*** PROVIDED PASSAGE

After letting go of Craig Berube last May, the Toronto Maple Leafs have hired Jim Hiller to be the team’s new head coach.
Hiller was previously an assistant coach with the team from 2015 until 2019. Most recently, he was head coach of the Los Angeles Kings. He’ll be the 41st head coach in Leafs’ franchise history.
While we’d love to be optimistic, it’s difficult to be enthusiastic about anything hockey-related at the moment. Yesterday’s announcement that Hockey Night in Canada will no longer air on CBC because the public broadcaster and Rogers Communications couldn’t land on a sublicensing agreement is disheartening. A paid subscription will now be required to watch hockey in this country, and that’s a shame.
Far more disturbing was Ron MacLean’s wildly poor vocabulary choice during game six of the Stanley Cup finals. As a “fun spoof” referencing the movie The Hangover, MacLean, for some baffling reason, made a quip about roofies, a commonly known slang term for date-rape drugs. (He later apologized.)

******
*** ROWS

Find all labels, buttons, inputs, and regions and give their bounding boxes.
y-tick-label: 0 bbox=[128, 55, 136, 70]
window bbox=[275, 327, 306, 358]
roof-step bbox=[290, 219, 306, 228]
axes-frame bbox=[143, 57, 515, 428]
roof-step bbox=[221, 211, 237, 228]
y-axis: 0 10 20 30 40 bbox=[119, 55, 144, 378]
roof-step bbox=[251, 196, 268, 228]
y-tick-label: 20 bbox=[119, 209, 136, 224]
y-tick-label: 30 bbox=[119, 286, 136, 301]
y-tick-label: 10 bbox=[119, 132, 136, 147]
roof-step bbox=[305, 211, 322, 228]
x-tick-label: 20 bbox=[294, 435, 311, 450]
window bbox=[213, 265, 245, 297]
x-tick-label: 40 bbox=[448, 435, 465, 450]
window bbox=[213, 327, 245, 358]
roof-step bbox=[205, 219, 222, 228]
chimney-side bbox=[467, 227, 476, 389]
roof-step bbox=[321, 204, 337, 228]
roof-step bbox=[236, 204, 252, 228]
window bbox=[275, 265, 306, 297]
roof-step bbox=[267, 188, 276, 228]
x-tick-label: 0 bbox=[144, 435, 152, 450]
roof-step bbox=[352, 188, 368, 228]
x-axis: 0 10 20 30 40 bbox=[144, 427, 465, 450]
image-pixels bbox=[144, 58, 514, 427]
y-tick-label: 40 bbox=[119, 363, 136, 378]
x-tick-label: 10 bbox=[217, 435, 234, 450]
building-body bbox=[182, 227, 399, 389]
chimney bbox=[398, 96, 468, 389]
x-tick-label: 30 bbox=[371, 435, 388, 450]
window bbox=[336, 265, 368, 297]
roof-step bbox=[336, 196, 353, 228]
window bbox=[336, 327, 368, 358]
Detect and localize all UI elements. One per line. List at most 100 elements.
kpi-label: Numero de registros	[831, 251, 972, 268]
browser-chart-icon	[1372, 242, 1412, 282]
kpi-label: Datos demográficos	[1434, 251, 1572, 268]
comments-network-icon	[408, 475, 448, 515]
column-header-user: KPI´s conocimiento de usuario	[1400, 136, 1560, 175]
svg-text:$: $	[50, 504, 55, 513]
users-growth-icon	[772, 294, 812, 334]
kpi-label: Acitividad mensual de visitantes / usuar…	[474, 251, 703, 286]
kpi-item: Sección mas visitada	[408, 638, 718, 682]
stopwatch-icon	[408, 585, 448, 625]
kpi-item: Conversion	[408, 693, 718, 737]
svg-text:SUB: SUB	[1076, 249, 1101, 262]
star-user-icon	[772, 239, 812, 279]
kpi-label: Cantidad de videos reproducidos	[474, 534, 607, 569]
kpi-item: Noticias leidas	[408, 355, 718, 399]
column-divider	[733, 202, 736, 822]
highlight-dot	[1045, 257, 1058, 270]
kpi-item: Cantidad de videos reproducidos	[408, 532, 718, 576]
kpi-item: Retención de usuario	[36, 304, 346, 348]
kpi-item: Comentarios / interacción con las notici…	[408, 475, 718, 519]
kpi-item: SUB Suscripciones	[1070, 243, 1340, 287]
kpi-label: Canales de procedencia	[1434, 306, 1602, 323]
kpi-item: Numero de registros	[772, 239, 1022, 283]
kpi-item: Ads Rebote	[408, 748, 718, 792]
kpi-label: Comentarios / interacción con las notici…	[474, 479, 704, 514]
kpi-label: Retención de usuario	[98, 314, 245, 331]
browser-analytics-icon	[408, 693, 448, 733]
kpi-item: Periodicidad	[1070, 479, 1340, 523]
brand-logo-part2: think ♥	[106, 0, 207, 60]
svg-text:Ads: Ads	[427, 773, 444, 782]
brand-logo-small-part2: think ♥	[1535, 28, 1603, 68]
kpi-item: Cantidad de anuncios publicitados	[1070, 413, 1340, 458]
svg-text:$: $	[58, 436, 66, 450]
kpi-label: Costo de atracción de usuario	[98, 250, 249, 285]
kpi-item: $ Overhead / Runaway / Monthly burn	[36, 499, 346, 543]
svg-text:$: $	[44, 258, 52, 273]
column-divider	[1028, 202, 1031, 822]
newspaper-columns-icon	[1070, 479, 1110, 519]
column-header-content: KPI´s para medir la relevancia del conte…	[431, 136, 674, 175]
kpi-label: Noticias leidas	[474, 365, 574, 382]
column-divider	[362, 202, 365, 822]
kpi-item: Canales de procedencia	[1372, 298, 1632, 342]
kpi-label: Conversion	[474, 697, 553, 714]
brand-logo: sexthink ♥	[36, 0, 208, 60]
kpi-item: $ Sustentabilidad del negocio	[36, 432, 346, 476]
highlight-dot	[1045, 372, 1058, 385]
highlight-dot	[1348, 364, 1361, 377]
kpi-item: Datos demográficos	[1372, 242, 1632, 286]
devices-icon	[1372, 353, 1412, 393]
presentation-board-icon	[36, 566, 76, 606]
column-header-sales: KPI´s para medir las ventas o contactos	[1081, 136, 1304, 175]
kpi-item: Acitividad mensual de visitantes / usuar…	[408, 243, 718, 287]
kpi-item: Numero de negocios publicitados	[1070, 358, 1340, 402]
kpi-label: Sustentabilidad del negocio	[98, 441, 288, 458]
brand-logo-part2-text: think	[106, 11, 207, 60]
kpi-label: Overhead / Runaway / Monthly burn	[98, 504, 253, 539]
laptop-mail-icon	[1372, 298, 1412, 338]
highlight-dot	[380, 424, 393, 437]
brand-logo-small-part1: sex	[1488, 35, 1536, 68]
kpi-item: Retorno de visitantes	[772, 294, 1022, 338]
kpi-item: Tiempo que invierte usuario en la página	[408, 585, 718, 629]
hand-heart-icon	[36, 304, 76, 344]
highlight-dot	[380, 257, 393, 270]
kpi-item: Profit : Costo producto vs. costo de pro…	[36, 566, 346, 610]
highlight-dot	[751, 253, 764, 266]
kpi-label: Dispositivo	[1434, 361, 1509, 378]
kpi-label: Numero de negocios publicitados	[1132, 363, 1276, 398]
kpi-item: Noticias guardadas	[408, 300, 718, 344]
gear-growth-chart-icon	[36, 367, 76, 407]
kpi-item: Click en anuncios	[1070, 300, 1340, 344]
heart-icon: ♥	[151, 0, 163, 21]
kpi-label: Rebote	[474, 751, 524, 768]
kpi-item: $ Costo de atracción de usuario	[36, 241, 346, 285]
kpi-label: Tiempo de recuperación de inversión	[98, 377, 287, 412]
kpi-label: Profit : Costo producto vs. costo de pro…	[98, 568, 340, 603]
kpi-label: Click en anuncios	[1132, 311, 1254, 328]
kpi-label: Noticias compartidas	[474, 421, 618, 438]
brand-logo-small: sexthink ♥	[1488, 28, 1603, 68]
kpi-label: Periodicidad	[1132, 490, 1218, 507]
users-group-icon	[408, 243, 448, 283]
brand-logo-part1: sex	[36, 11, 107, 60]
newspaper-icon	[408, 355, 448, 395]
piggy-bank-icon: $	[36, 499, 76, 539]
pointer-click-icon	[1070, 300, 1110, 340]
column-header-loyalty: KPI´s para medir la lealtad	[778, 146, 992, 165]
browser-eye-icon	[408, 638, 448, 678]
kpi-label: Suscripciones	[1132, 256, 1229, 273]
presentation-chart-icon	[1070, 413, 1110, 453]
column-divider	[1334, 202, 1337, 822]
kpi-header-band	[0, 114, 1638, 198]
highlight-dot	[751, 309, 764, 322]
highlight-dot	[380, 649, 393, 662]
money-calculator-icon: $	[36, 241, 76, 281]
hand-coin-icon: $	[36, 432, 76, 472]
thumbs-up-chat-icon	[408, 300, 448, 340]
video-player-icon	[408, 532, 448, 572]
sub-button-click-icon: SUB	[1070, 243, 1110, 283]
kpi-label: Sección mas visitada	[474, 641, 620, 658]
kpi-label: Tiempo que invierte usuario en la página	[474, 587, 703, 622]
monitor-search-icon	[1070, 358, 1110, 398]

******

WRITTEN TASKS
[1] Copy out the whole article about the Maple Leafs hiring Jim Hiller, word for word.
[2] Turn the listing, from its first line up to and including the line with "x-tick-label: 10 bbox=[217, 435, 234, 450]", into a numbered list, skipping blank lines. Include only those lines.

EXERCISE RESPONSES
[1]
After letting go of Craig Berube last May, the Toronto Maple Leafs have hired Jim Hiller to be the team’s new head coach.
Hiller was previously an assistant coach with the team from 2015 until 2019. Most recently, he was head coach of the Los Angeles Kings. He’ll be the 41st head coach in Leafs’ franchise history.
While we’d love to be optimistic, it’s difficult to be enthusiastic about anything hockey-related at the moment. Yesterday’s announcement that Hockey Night in Canada will no longer air on CBC because the public broadcaster and Rogers Communications couldn’t land on a sublicensing agreement is disheartening. A paid subscription will now be required to watch hockey in this country, and that’s a shame.
Far more disturbing was Ron MacLean’s wildly poor vocabulary choice during game six of the Stanley Cup finals. As a “fun spoof” referencing the movie The Hangover, MacLean, for some baffling reason, made a quip about roofies, a commonly known slang term for date-rape drugs. (He later apologized.)

[2]
1. Find all labels, buttons, inputs, and regions and give their bounding boxes.
2. y-tick-label: 0 bbox=[128, 55, 136, 70]
3. window bbox=[275, 327, 306, 358]
4. roof-step bbox=[290, 219, 306, 228]
5. axes-frame bbox=[143, 57, 515, 428]
6. roof-step bbox=[221, 211, 237, 228]
7. y-axis: 0 10 20 30 40 bbox=[119, 55, 144, 378]
8. roof-step bbox=[251, 196, 268, 228]
9. y-tick-label: 20 bbox=[119, 209, 136, 224]
10. y-tick-label: 30 bbox=[119, 286, 136, 301]
11. y-tick-label: 10 bbox=[119, 132, 136, 147]
12. roof-step bbox=[305, 211, 322, 228]
13. x-tick-label: 20 bbox=[294, 435, 311, 450]
14. window bbox=[213, 265, 245, 297]
15. x-tick-label: 40 bbox=[448, 435, 465, 450]
16. window bbox=[213, 327, 245, 358]
17. roof-step bbox=[205, 219, 222, 228]
18. chimney-side bbox=[467, 227, 476, 389]
19. roof-step bbox=[321, 204, 337, 228]
20. roof-step bbox=[236, 204, 252, 228]
21. window bbox=[275, 265, 306, 297]
22. roof-step bbox=[267, 188, 276, 228]
23. x-tick-label: 0 bbox=[144, 435, 152, 450]
24. roof-step bbox=[352, 188, 368, 228]
25. x-axis: 0 10 20 30 40 bbox=[144, 427, 465, 450]
26. image-pixels bbox=[144, 58, 514, 427]
27. y-tick-label: 40 bbox=[119, 363, 136, 378]
28. x-tick-label: 10 bbox=[217, 435, 234, 450]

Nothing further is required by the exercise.